_MATERIAL FOR THIS EXERCISE_
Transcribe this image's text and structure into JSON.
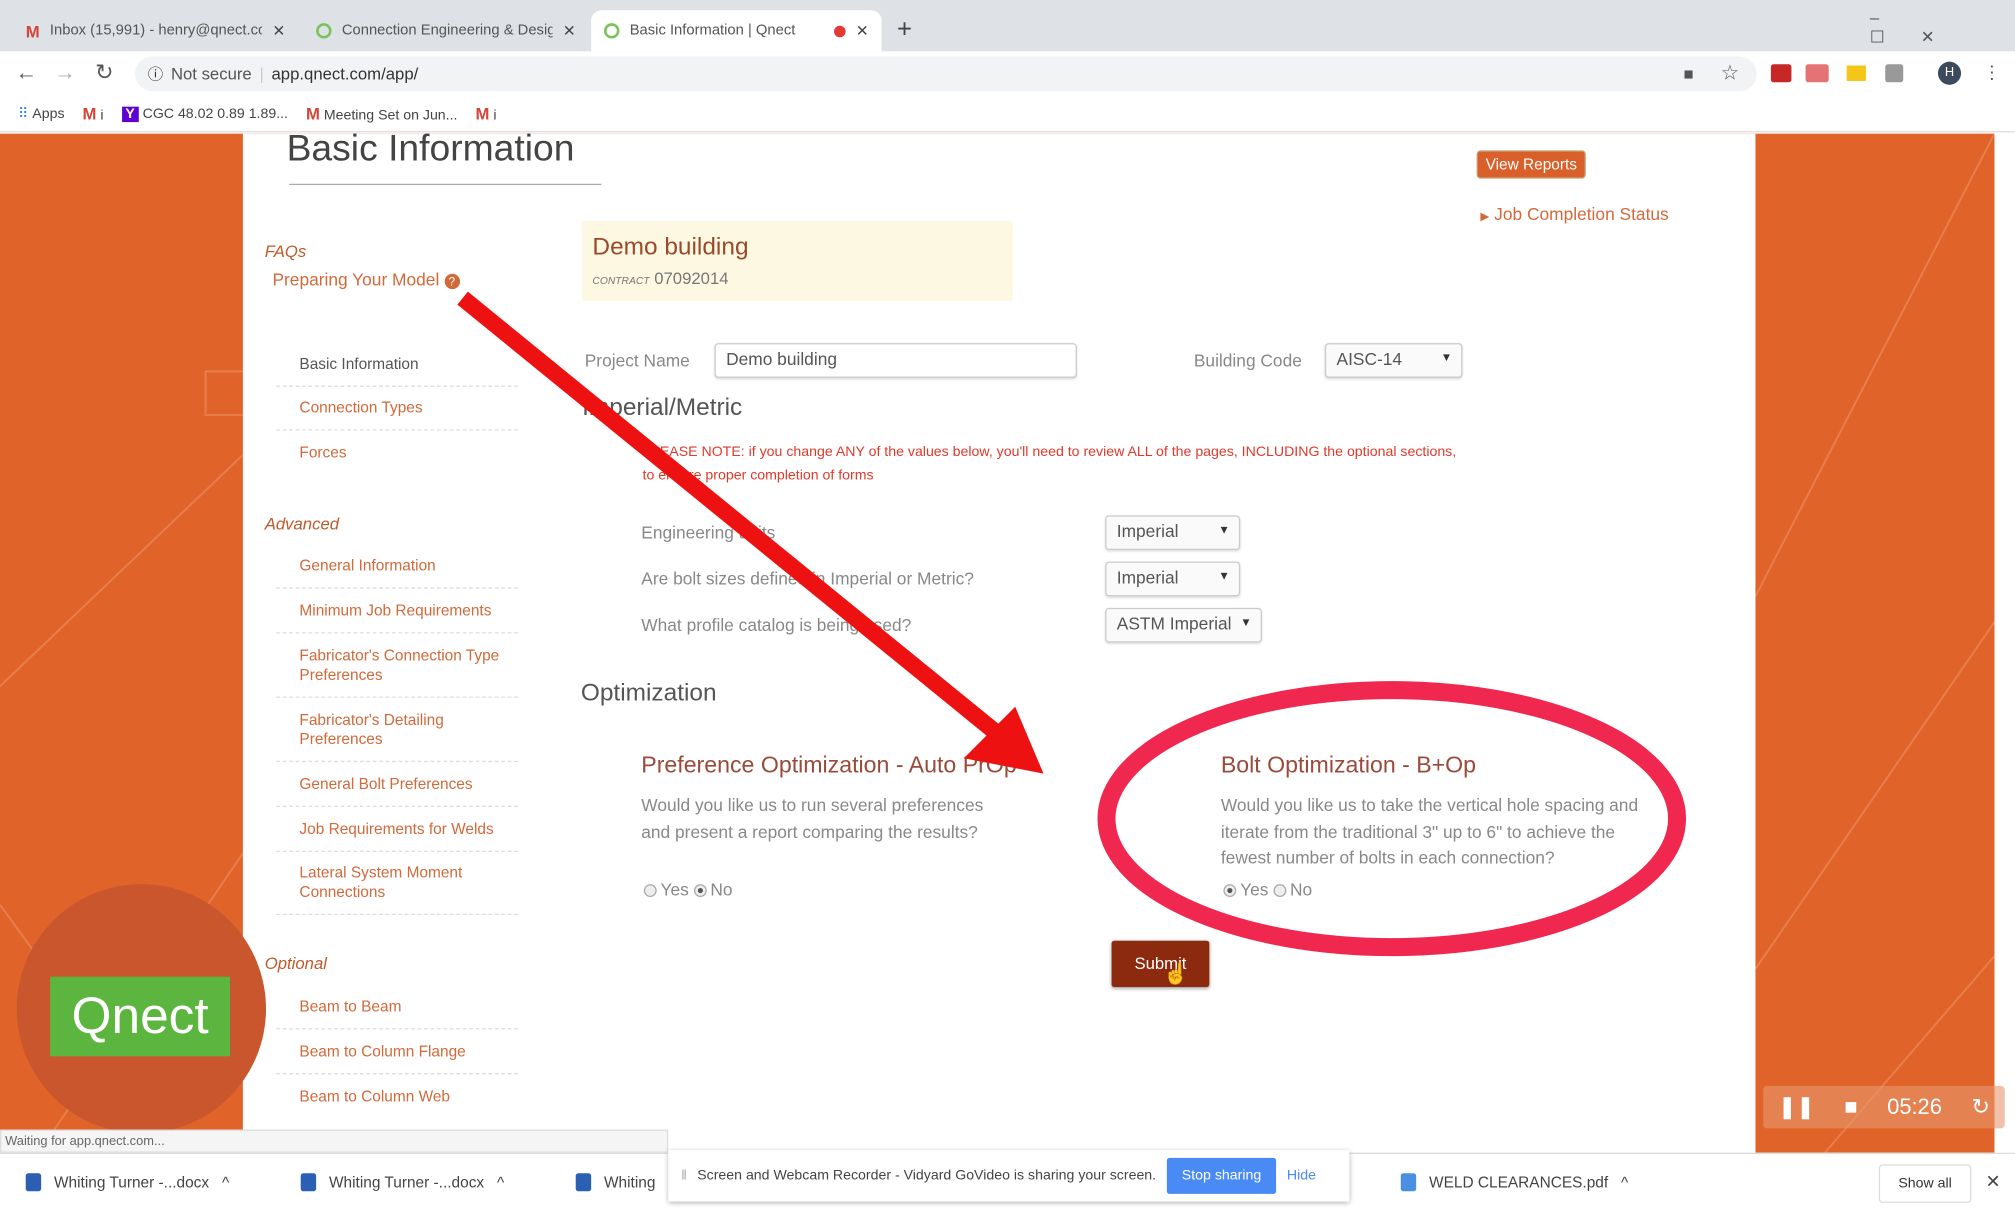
{
  "browser": {
    "tabs": [
      {
        "title": "Inbox (15,991) - henry@qnect.co",
        "icon": "gmail-icon"
      },
      {
        "title": "Connection Engineering & Desig",
        "icon": "qnect-icon"
      },
      {
        "title": "Basic Information | Qnect",
        "icon": "qnect-icon",
        "active": true,
        "recording": true
      }
    ],
    "security": "Not secure",
    "url": "app.qnect.com/app/",
    "bookmarks": [
      "Apps",
      "i",
      "CGC 48.02 0.89 1.89...",
      "Meeting Set on Jun...",
      "i"
    ],
    "avatar": "H",
    "status": "Waiting for app.qnect.com..."
  },
  "page": {
    "title": "Basic Information",
    "view_reports": "View Reports",
    "job_completion": "Job Completion Status",
    "faqs": "FAQs",
    "preparing_model": "Preparing Your Model",
    "sidebar": {
      "main": [
        "Basic Information",
        "Connection Types",
        "Forces"
      ],
      "advanced_label": "Advanced",
      "advanced": [
        "General Information",
        "Minimum Job Requirements",
        "Fabricator's Connection Type Preferences",
        "Fabricator's Detailing Preferences",
        "General Bolt Preferences",
        "Job Requirements for Welds",
        "Lateral System Moment Connections"
      ],
      "optional_label": "Optional",
      "optional": [
        "Beam to Beam",
        "Beam to Column Flange",
        "Beam to Column Web"
      ]
    },
    "project_card": {
      "name": "Demo building",
      "contract_label": "CONTRACT",
      "contract": "07092014"
    },
    "project_name_label": "Project Name",
    "project_name_value": "Demo building",
    "building_code_label": "Building Code",
    "building_code_value": "AISC-14",
    "imperial_metric": "Imperial/Metric",
    "note_line1": "PLEASE NOTE: if you change ANY of the values below, you'll need to review ALL of the pages, INCLUDING the optional sections,",
    "note_line2": "to ensure proper completion of forms",
    "fields": [
      {
        "label": "Engineering units",
        "value": "Imperial"
      },
      {
        "label": "Are bolt sizes defined in Imperial or Metric?",
        "value": "Imperial"
      },
      {
        "label": "What profile catalog is being used?",
        "value": "ASTM Imperial"
      }
    ],
    "optimization": "Optimization",
    "pref_opt": {
      "title": "Preference Optimization - Auto PrOp",
      "desc": "Would you like us to run several preferences and present a report comparing the results?",
      "yes": "Yes",
      "no": "No",
      "selected": "No"
    },
    "bolt_opt": {
      "title": "Bolt Optimization - B+Op",
      "desc": "Would you like us to take the vertical hole spacing and iterate from the traditional 3\" up to 6\" to achieve the fewest number of bolts in each connection?",
      "yes": "Yes",
      "no": "No",
      "selected": "Yes"
    },
    "submit": "Submit",
    "logo": "Qnect"
  },
  "recorder": {
    "time": "05:26"
  },
  "downloads": {
    "items": [
      "Whiting Turner -...docx",
      "Whiting Turner -...docx",
      "Whiting",
      "WELD CLEARANCES.pdf"
    ],
    "share_msg": "Screen and Webcam Recorder - Vidyard GoVideo is sharing your screen.",
    "stop_sharing": "Stop sharing",
    "hide": "Hide",
    "show_all": "Show all"
  },
  "colors": {
    "accent": "#e0642a",
    "submit": "#8b2a0f",
    "annotation_red": "#ee1111",
    "circle": "#f0284f",
    "logo_green": "#5cb53e"
  }
}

_THE TASK_
Reply with nothing but the number of lines in the data above that contain "Beam".

_RESULT BELOW_
3